■ **SHORT TASK**
Looking at the listing beneath, work out how many lines hold "Fenway" and report only that figure.

■ **EXTRACTED DATA**
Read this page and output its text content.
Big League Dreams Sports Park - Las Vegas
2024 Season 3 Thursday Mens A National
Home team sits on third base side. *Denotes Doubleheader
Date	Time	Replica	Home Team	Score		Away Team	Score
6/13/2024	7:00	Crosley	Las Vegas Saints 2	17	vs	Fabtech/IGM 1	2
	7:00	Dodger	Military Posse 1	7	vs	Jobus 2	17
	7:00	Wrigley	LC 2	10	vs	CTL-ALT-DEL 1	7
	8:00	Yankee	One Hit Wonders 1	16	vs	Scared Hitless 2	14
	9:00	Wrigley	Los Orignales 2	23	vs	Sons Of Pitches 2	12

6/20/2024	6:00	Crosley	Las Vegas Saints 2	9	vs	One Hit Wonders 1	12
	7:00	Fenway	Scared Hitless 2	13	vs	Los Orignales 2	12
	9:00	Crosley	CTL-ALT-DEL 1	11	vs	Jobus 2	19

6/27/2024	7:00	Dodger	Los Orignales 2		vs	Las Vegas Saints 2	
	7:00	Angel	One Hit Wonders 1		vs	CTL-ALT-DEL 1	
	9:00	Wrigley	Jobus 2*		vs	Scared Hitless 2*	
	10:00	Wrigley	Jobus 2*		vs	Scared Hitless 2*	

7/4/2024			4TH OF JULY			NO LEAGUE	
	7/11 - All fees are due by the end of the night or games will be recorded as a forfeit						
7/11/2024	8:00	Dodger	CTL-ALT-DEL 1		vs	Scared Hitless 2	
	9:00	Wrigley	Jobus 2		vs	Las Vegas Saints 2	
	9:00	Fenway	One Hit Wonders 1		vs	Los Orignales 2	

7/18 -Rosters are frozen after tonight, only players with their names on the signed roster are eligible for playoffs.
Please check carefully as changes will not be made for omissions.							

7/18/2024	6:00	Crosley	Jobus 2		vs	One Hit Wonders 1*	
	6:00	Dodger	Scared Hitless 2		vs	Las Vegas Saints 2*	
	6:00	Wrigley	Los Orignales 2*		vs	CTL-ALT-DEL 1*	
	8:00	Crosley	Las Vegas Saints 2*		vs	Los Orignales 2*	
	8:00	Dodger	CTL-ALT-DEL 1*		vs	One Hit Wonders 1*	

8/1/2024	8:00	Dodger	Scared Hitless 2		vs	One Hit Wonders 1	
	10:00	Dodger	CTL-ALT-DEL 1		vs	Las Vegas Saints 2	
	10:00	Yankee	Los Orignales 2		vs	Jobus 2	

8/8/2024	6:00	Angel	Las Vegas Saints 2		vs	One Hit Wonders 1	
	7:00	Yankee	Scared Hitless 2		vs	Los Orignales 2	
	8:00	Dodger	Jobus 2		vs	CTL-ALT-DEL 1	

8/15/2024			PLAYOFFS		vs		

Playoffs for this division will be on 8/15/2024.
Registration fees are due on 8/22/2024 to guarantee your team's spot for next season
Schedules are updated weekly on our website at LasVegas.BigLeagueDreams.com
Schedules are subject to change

■ **FULL SOLUTION**
2